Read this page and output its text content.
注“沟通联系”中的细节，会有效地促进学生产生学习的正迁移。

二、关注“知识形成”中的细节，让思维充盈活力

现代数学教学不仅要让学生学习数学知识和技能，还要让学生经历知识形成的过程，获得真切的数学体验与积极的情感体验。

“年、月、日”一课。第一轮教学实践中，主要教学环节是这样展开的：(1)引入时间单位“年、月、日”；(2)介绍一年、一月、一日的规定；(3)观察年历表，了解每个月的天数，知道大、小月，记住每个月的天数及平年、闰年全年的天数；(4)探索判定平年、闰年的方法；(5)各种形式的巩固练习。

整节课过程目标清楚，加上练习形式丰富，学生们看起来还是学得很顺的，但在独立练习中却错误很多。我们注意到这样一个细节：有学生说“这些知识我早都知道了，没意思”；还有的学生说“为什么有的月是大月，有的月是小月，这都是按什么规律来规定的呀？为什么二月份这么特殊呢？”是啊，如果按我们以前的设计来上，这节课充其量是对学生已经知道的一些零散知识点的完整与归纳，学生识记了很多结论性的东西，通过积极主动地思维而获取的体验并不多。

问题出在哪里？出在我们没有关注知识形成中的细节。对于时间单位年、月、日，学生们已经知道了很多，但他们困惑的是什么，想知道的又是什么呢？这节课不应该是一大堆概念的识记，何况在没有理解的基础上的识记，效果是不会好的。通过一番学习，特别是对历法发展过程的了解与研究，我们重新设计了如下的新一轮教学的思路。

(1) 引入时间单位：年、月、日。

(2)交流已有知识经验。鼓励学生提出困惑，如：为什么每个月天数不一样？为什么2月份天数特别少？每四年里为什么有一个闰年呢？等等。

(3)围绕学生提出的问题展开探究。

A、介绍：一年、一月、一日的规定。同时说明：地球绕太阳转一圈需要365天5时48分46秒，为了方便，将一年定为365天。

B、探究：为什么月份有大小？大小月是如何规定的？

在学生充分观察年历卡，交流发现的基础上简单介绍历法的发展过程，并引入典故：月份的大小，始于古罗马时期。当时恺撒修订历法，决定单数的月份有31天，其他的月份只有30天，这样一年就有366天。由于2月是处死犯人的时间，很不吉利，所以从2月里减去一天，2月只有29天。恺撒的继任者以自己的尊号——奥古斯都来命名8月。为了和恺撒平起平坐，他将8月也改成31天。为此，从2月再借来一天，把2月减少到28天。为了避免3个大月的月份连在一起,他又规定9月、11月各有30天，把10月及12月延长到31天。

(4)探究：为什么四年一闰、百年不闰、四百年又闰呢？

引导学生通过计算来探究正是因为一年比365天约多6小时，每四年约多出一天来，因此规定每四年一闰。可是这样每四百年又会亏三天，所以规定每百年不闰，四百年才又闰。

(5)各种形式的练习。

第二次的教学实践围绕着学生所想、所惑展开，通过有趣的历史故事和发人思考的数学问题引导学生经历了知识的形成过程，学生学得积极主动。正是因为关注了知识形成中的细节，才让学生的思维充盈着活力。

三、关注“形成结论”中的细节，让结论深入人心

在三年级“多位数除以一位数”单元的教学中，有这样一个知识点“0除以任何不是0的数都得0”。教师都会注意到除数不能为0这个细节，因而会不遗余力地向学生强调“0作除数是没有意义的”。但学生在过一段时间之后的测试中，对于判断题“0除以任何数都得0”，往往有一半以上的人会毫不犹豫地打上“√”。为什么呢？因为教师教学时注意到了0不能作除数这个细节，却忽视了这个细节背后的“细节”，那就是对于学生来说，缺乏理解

· · · ·

### Request
Which lines in the listing above hold the word "引入时间单位"? Show each of them.

### Answer to this task
“年、月、日”一课。第一轮教学实践中，主要教学环节是这样展开的：(1)引入时间单位“年、月、日”；(2)介绍一年、一月、一日的规定；(3)观察年历表，了解每个月的天数，知道大、小月，记住每个月的天数及平年、闰年全年的天数；(4)探索判定平年、闰年的方法；(5)各种形式的巩固练习。
(1) 引入时间单位：年、月、日。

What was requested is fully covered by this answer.